* [Required task]: Omit all images. Transcribe the rest of the material below exactly.

* [Dataset records]:

<<<<

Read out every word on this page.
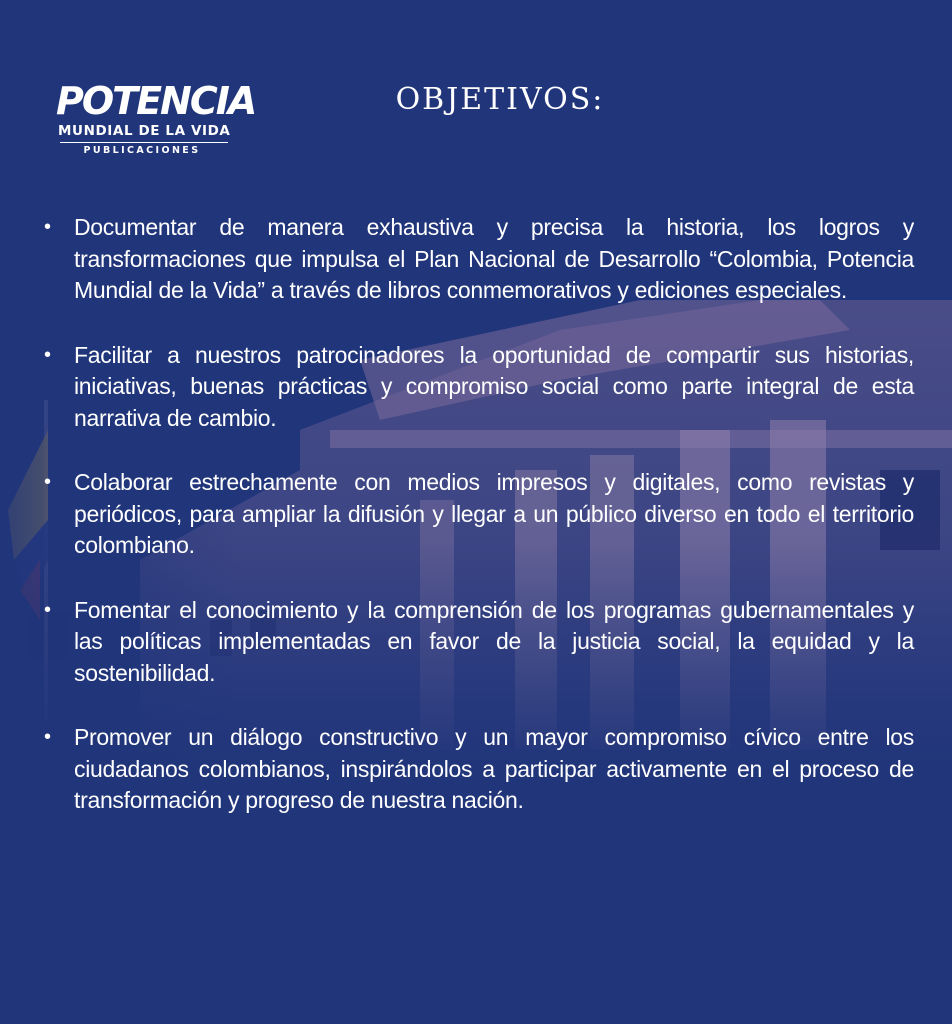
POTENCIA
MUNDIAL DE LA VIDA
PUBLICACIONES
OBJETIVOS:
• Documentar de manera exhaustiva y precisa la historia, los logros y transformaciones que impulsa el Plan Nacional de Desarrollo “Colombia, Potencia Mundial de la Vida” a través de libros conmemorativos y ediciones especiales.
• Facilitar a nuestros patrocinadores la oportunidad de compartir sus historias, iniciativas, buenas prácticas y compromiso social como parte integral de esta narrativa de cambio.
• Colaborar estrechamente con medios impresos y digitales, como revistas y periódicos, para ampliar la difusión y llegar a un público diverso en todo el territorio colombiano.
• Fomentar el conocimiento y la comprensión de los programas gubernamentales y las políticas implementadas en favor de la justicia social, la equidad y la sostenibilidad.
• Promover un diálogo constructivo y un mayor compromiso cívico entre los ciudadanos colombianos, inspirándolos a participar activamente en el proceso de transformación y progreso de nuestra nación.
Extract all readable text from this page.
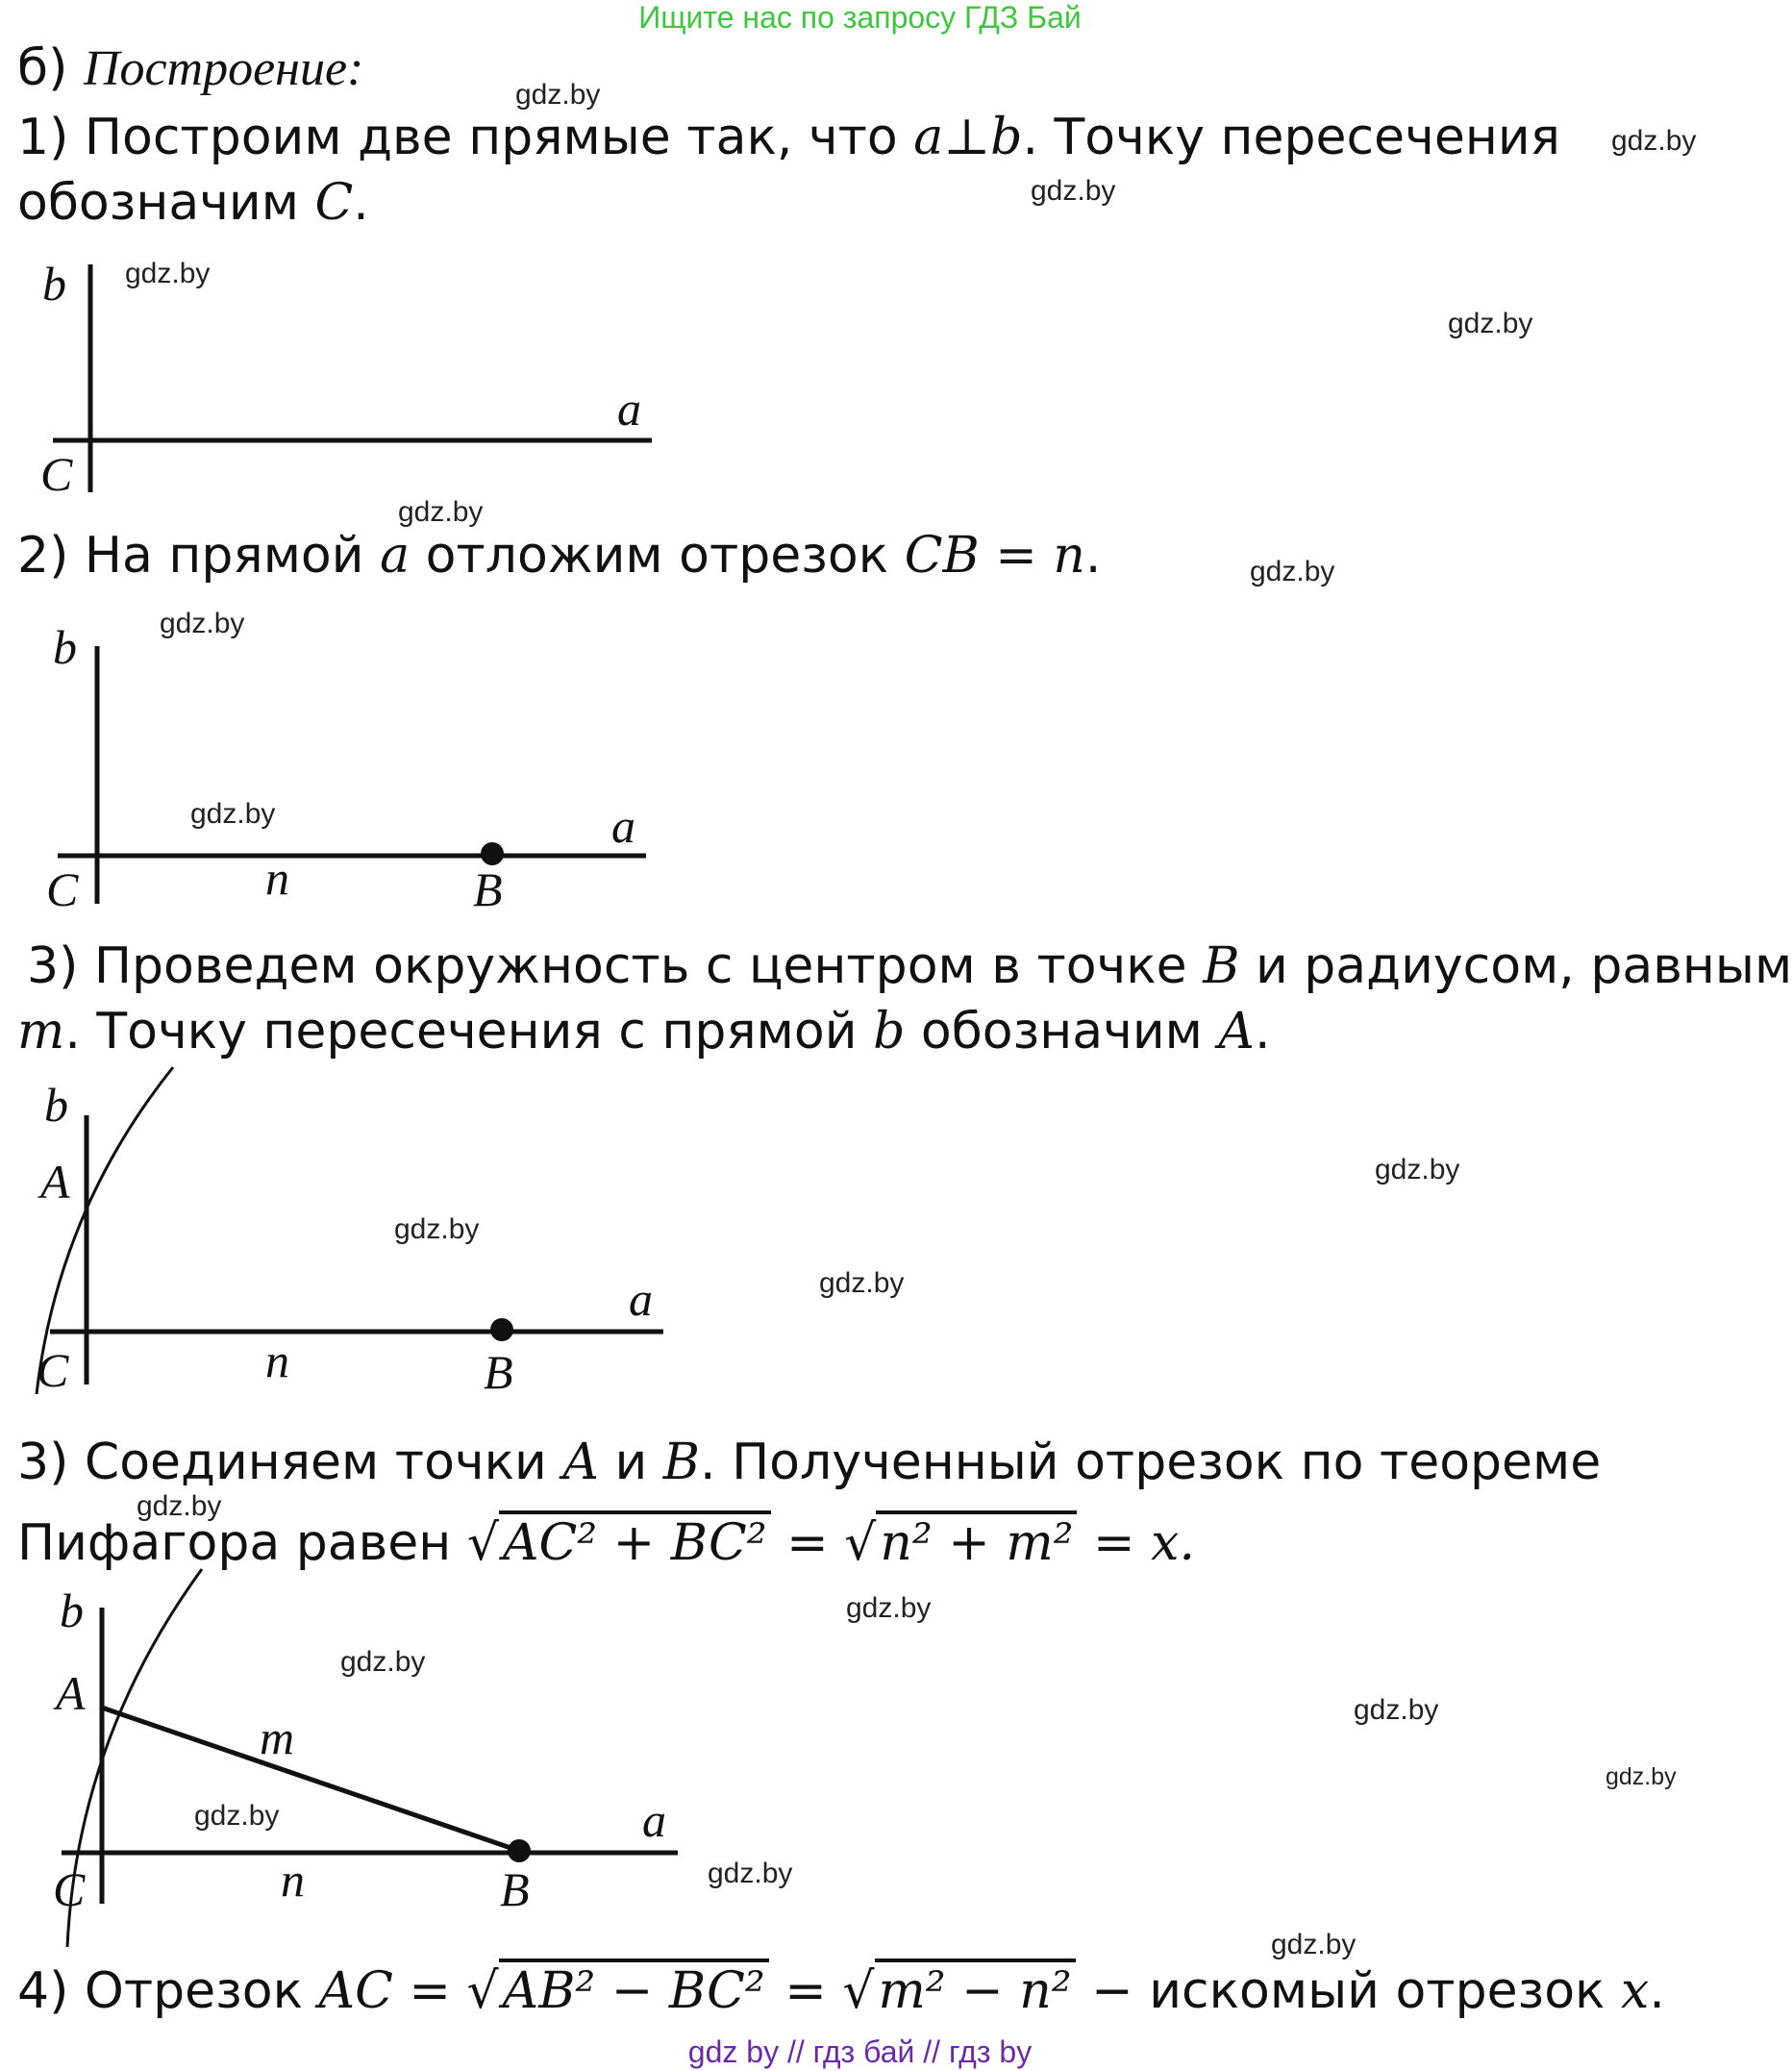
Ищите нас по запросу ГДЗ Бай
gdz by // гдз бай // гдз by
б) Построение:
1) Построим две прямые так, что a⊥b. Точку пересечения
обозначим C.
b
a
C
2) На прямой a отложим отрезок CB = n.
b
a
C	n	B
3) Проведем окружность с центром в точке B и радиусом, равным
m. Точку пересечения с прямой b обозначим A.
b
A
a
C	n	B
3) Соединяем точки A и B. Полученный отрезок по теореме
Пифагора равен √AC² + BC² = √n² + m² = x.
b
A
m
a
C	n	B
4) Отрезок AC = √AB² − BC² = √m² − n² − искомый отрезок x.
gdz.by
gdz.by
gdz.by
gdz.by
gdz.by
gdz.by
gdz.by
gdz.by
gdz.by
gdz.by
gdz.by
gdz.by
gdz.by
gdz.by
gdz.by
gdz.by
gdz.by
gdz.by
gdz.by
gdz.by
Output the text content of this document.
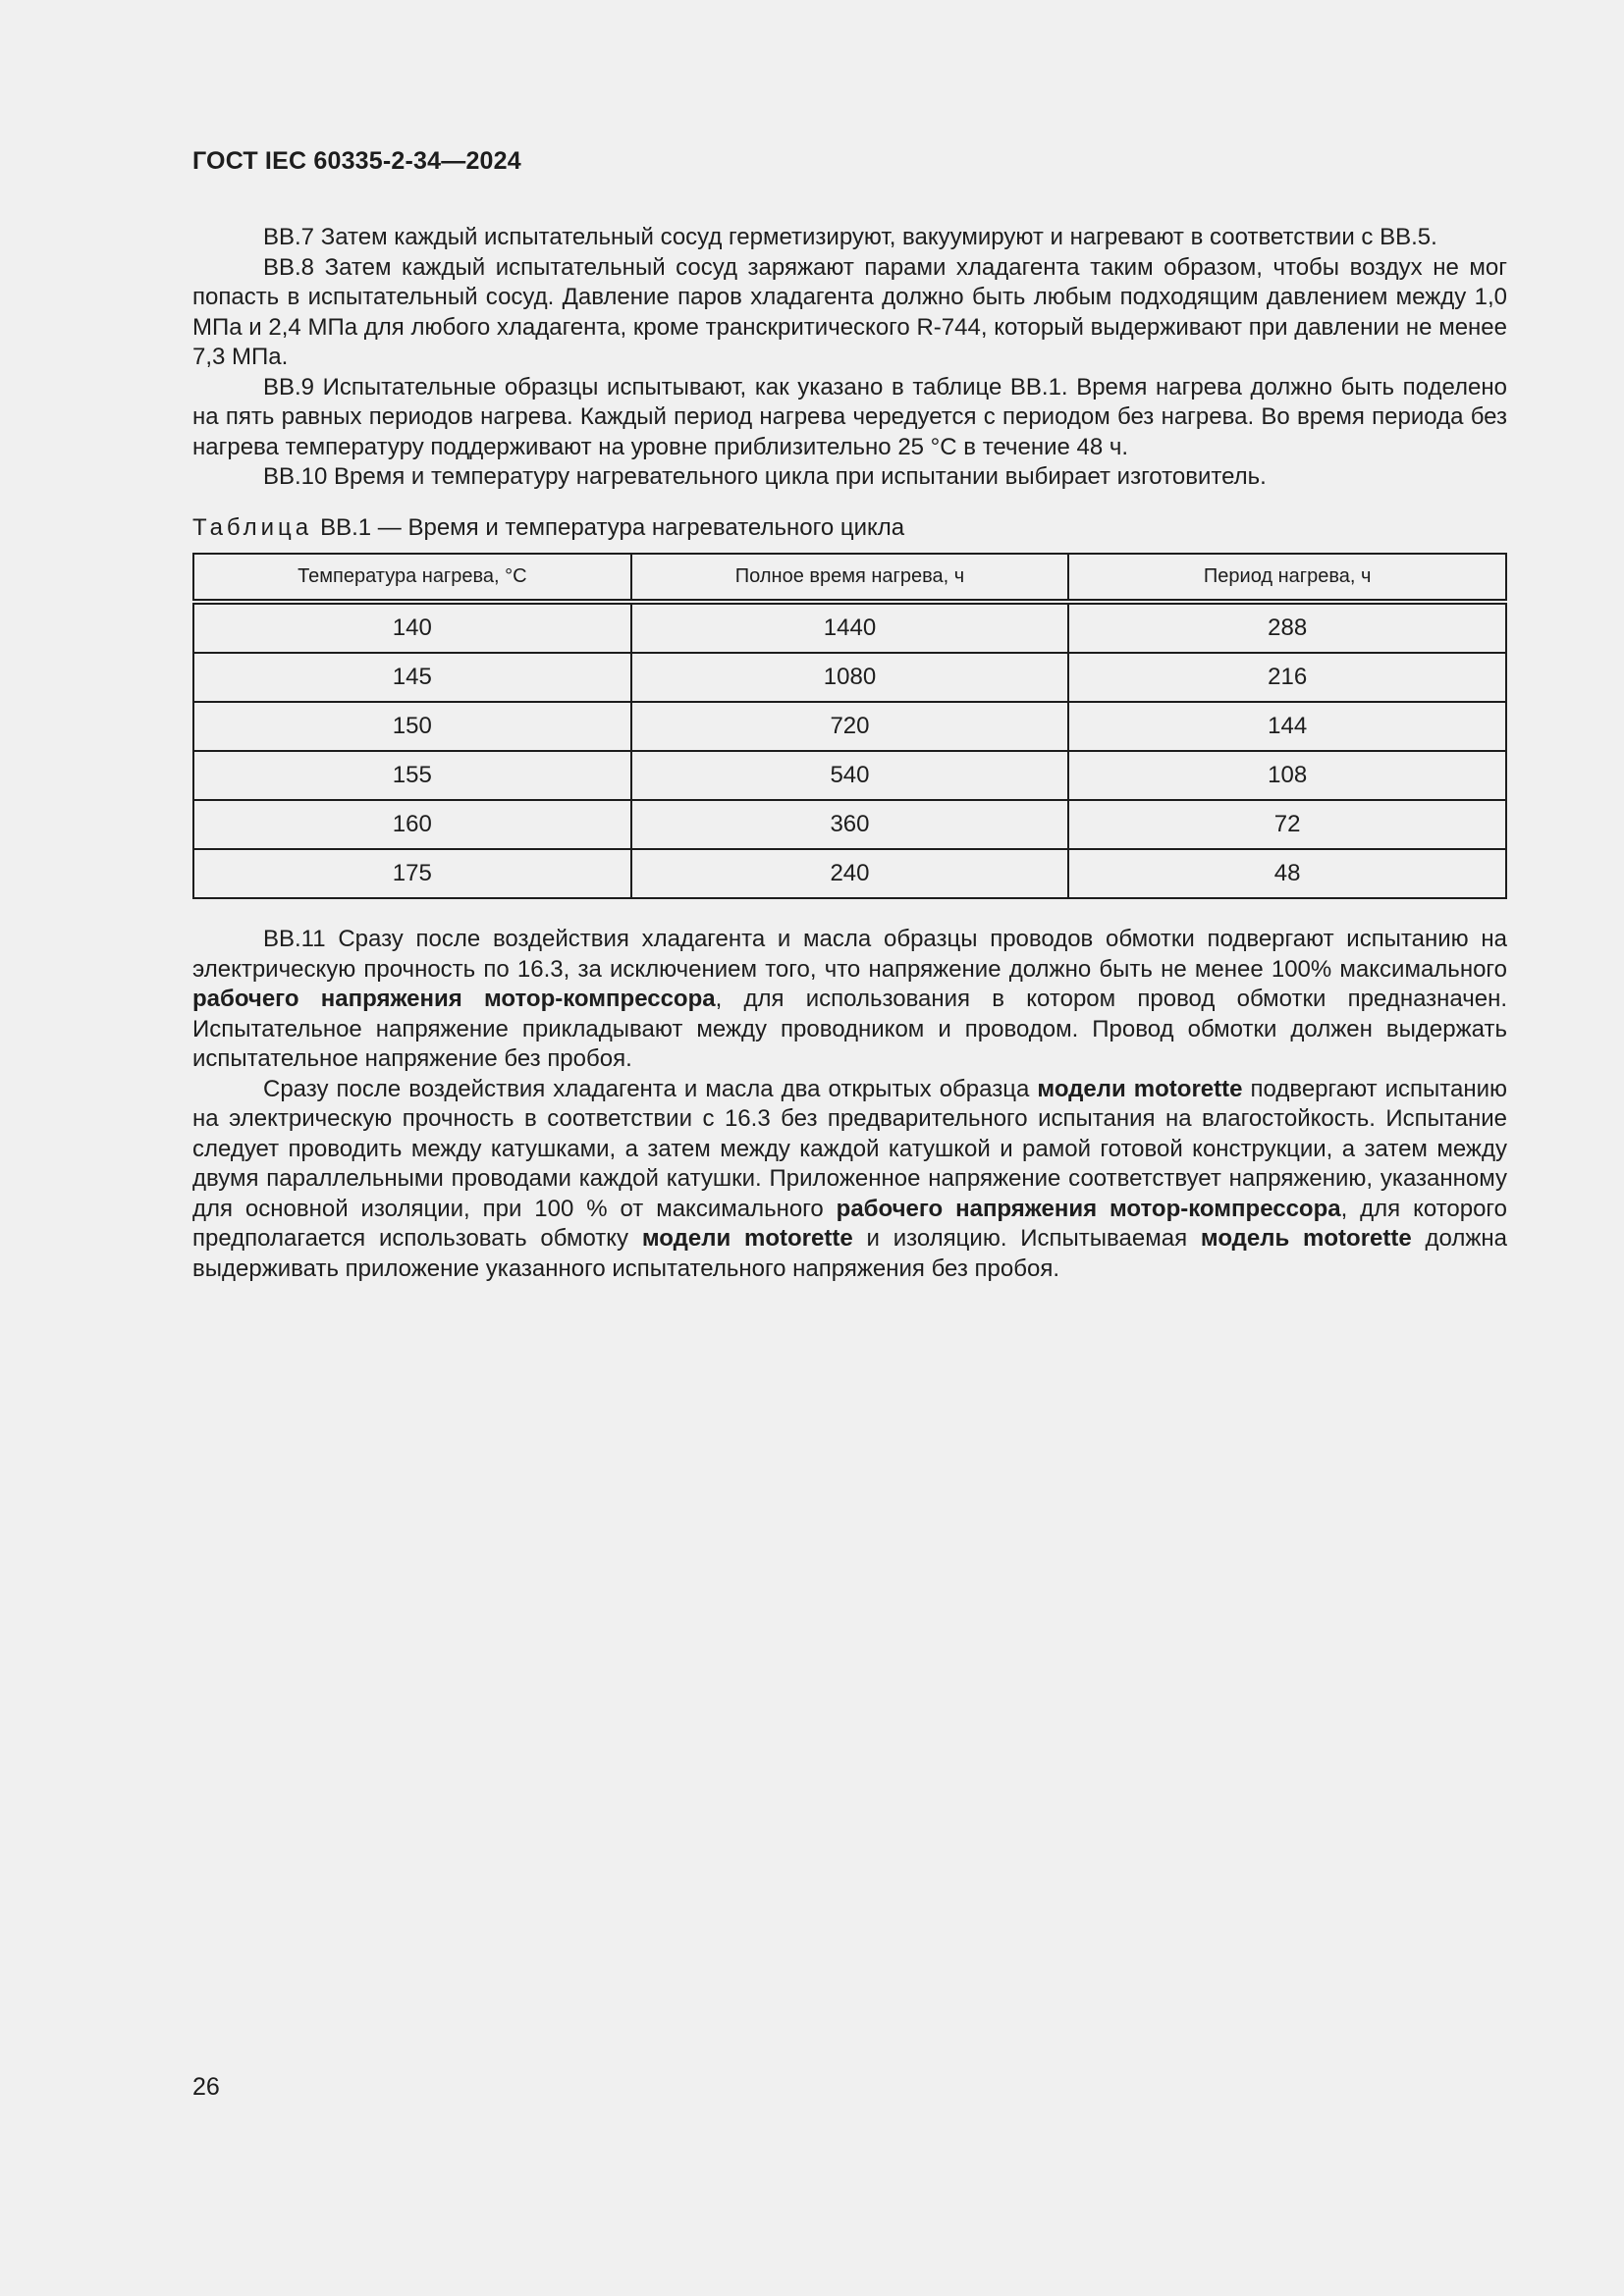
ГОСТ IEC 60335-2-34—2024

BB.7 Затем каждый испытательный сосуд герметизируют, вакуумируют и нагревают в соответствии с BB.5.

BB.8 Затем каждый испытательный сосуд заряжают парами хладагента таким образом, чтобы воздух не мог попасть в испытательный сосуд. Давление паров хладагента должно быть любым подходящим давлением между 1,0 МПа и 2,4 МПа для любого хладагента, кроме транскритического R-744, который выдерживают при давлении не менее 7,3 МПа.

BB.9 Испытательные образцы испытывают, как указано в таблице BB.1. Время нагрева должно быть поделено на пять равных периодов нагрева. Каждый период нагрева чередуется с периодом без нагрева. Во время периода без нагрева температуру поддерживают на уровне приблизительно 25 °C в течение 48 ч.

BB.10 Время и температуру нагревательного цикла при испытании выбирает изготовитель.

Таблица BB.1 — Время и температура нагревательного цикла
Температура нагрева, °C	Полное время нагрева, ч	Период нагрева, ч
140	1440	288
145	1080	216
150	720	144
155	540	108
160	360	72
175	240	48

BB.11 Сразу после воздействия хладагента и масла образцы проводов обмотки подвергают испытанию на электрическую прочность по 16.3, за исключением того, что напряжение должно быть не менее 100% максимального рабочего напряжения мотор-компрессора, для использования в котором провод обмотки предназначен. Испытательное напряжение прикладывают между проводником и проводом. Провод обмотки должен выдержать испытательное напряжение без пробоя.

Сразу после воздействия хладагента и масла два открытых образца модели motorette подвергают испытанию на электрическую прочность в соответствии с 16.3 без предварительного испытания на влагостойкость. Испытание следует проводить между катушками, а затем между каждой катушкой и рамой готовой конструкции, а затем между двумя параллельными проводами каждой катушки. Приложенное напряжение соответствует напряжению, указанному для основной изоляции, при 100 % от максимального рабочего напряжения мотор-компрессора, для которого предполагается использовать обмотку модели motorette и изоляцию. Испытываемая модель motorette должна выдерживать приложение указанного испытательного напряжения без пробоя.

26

>>>>

* [The response]:
Read out every word on this page.
POTENCIA
MUNDIAL DE LA VIDA
PUBLICACIONES
OBJETIVOS:
• Documentar de manera exhaustiva y precisa la historia, los logros y transformaciones que impulsa el Plan Nacional de Desarrollo “Colombia, Potencia Mundial de la Vida” a través de libros conmemorativos y ediciones especiales.
• Facilitar a nuestros patrocinadores la oportunidad de compartir sus historias, iniciativas, buenas prácticas y compromiso social como parte integral de esta narrativa de cambio.
• Colaborar estrechamente con medios impresos y digitales, como revistas y periódicos, para ampliar la difusión y llegar a un público diverso en todo el territorio colombiano.
• Fomentar el conocimiento y la comprensión de los programas gubernamentales y las políticas implementadas en favor de la justicia social, la equidad y la sostenibilidad.
• Promover un diálogo constructivo y un mayor compromiso cívico entre los ciudadanos colombianos, inspirándolos a participar activamente en el proceso de transformación y progreso de nuestra nación.
Extract all readable text from this page.
Ищите нас по запросу ГДЗ Бай
gdz by // гдз бай // гдз by
б) Построение:
1) Построим две прямые так, что a⊥b. Точку пересечения
обозначим C.
b
a
C
2) На прямой a отложим отрезок CB = n.
b
a
C	n	B
3) Проведем окружность с центром в точке B и радиусом, равным
m. Точку пересечения с прямой b обозначим A.
b
A
a
C	n	B
3) Соединяем точки A и B. Полученный отрезок по теореме
Пифагора равен √AC² + BC² = √n² + m² = x.
b
A
m
a
C	n	B
4) Отрезок AC = √AB² − BC² = √m² − n² − искомый отрезок x.
gdz.by
gdz.by
gdz.by
gdz.by
gdz.by
gdz.by
gdz.by
gdz.by
gdz.by
gdz.by
gdz.by
gdz.by
gdz.by
gdz.by
gdz.by
gdz.by
gdz.by
gdz.by
gdz.by
gdz.by
Output the text content of this document.
ГОСТ IEC 60335-2-34—2024

BB.7 Затем каждый испытательный сосуд герметизируют, вакуумируют и нагревают в соответствии с BB.5.

BB.8 Затем каждый испытательный сосуд заряжают парами хладагента таким образом, чтобы воздух не мог попасть в испытательный сосуд. Давление паров хладагента должно быть любым подходящим давлением между 1,0 МПа и 2,4 МПа для любого хладагента, кроме транскритического R-744, который выдерживают при давлении не менее 7,3 МПа.

BB.9 Испытательные образцы испытывают, как указано в таблице BB.1. Время нагрева должно быть поделено на пять равных периодов нагрева. Каждый период нагрева чередуется с периодом без нагрева. Во время периода без нагрева температуру поддерживают на уровне приблизительно 25 °C в течение 48 ч.

BB.10 Время и температуру нагревательного цикла при испытании выбирает изготовитель.

Таблица BB.1 — Время и температура нагревательного цикла
Температура нагрева, °C	Полное время нагрева, ч	Период нагрева, ч
140	1440	288
145	1080	216
150	720	144
155	540	108
160	360	72
175	240	48

BB.11 Сразу после воздействия хладагента и масла образцы проводов обмотки подвергают испытанию на электрическую прочность по 16.3, за исключением того, что напряжение должно быть не менее 100% максимального рабочего напряжения мотор-компрессора, для использования в котором провод обмотки предназначен. Испытательное напряжение прикладывают между проводником и проводом. Провод обмотки должен выдержать испытательное напряжение без пробоя.

Сразу после воздействия хладагента и масла два открытых образца модели motorette подвергают испытанию на электрическую прочность в соответствии с 16.3 без предварительного испытания на влагостойкость. Испытание следует проводить между катушками, а затем между каждой катушкой и рамой готовой конструкции, а затем между двумя параллельными проводами каждой катушки. Приложенное напряжение соответствует напряжению, указанному для основной изоляции, при 100 % от максимального рабочего напряжения мотор-компрессора, для которого предполагается использовать обмотку модели motorette и изоляцию. Испытываемая модель motorette должна выдерживать приложение указанного испытательного напряжения без пробоя.

26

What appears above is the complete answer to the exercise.